== Excerpted data
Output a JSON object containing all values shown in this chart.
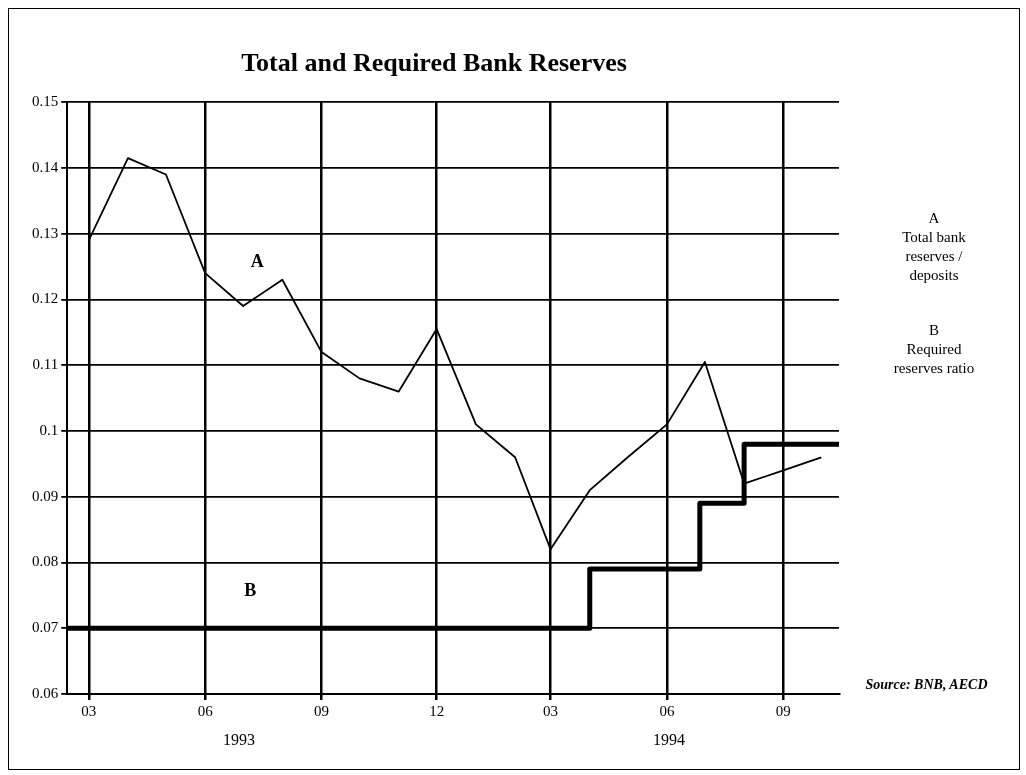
{
  "chart_data": {
    "type": "line",
    "title": "Total and Required Bank Reserves",
    "xlim": [
      "1993-02-12",
      "1994-10-15"
    ],
    "xticks": [
      {
        "value": "1993-03",
        "label": "03"
      },
      {
        "value": "1993-06",
        "label": "06"
      },
      {
        "value": "1993-09",
        "label": "09"
      },
      {
        "value": "1993-12",
        "label": "12"
      },
      {
        "value": "1994-03",
        "label": "03"
      },
      {
        "value": "1994-06",
        "label": "06"
      },
      {
        "value": "1994-09",
        "label": "09"
      }
    ],
    "ylim": [
      0.06,
      0.15
    ],
    "yticks": [
      0.06,
      0.07,
      0.08,
      0.09,
      0.1,
      0.11,
      0.12,
      0.13,
      0.14,
      0.15
    ],
    "grid": true,
    "legend": false,
    "marker": "none",
    "line_style": "solid",
    "series": [
      {
        "type": "line",
        "name": "A",
        "color": "#000000",
        "x": [
          "1993-03",
          "1993-04",
          "1993-05",
          "1993-06",
          "1993-07",
          "1993-08",
          "1993-09",
          "1993-10",
          "1993-11",
          "1993-12",
          "1994-01",
          "1994-02",
          "1994-03",
          "1994-04",
          "1994-05",
          "1994-06",
          "1994-07",
          "1994-08",
          "1994-09",
          "1994-10"
        ],
        "values": [
          0.129,
          0.1415,
          0.139,
          0.124,
          0.119,
          0.123,
          0.112,
          0.108,
          0.106,
          0.1155,
          0.101,
          0.096,
          0.082,
          0.091,
          0.096,
          0.101,
          0.1105,
          0.092,
          0.094,
          0.096
        ]
      },
      {
        "type": "step",
        "name": "B",
        "color": "#000000",
        "x": [
          "1993-02-12",
          "1994-04",
          "1994-06-27",
          "1994-08",
          "1994-10-15"
        ],
        "values": [
          0.07,
          0.079,
          0.089,
          0.098,
          0.098
        ]
      }
    ],
    "annotations": [
      "1993",
      "1994",
      "A",
      "Total bank reserves / deposits",
      "B",
      "Required reserves ratio",
      "Source: BNB, AECD"
    ]
  }
}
====
None of the pictures should appear; repeat the records exactly otherwise.

▶ _Result of the exercise_:
Output a JSON object containing all values shown in this chart.
{
  "chart_data": {
    "type": "line",
    "title": "Total and Required Bank Reserves",
    "xlim": [
      "1993-02-12",
      "1994-10-15"
    ],
    "xticks": [
      {
        "value": "1993-03",
        "label": "03"
      },
      {
        "value": "1993-06",
        "label": "06"
      },
      {
        "value": "1993-09",
        "label": "09"
      },
      {
        "value": "1993-12",
        "label": "12"
      },
      {
        "value": "1994-03",
        "label": "03"
      },
      {
        "value": "1994-06",
        "label": "06"
      },
      {
        "value": "1994-09",
        "label": "09"
      }
    ],
    "ylim": [
      0.06,
      0.15
    ],
    "yticks": [
      0.06,
      0.07,
      0.08,
      0.09,
      0.1,
      0.11,
      0.12,
      0.13,
      0.14,
      0.15
    ],
    "grid": true,
    "legend": false,
    "marker": "none",
    "line_style": "solid",
    "series": [
      {
        "type": "line",
        "name": "A",
        "color": "#000000",
        "x": [
          "1993-03",
          "1993-04",
          "1993-05",
          "1993-06",
          "1993-07",
          "1993-08",
          "1993-09",
          "1993-10",
          "1993-11",
          "1993-12",
          "1994-01",
          "1994-02",
          "1994-03",
          "1994-04",
          "1994-05",
          "1994-06",
          "1994-07",
          "1994-08",
          "1994-09",
          "1994-10"
        ],
        "values": [
          0.129,
          0.1415,
          0.139,
          0.124,
          0.119,
          0.123,
          0.112,
          0.108,
          0.106,
          0.1155,
          0.101,
          0.096,
          0.082,
          0.091,
          0.096,
          0.101,
          0.1105,
          0.092,
          0.094,
          0.096
        ]
      },
      {
        "type": "step",
        "name": "B",
        "color": "#000000",
        "x": [
          "1993-02-12",
          "1994-04",
          "1994-06-27",
          "1994-08",
          "1994-10-15"
        ],
        "values": [
          0.07,
          0.079,
          0.089,
          0.098,
          0.098
        ]
      }
    ],
    "annotations": [
      "1993",
      "1994",
      "A",
      "Total bank reserves / deposits",
      "B",
      "Required reserves ratio",
      "Source: BNB, AECD"
    ]
  }
}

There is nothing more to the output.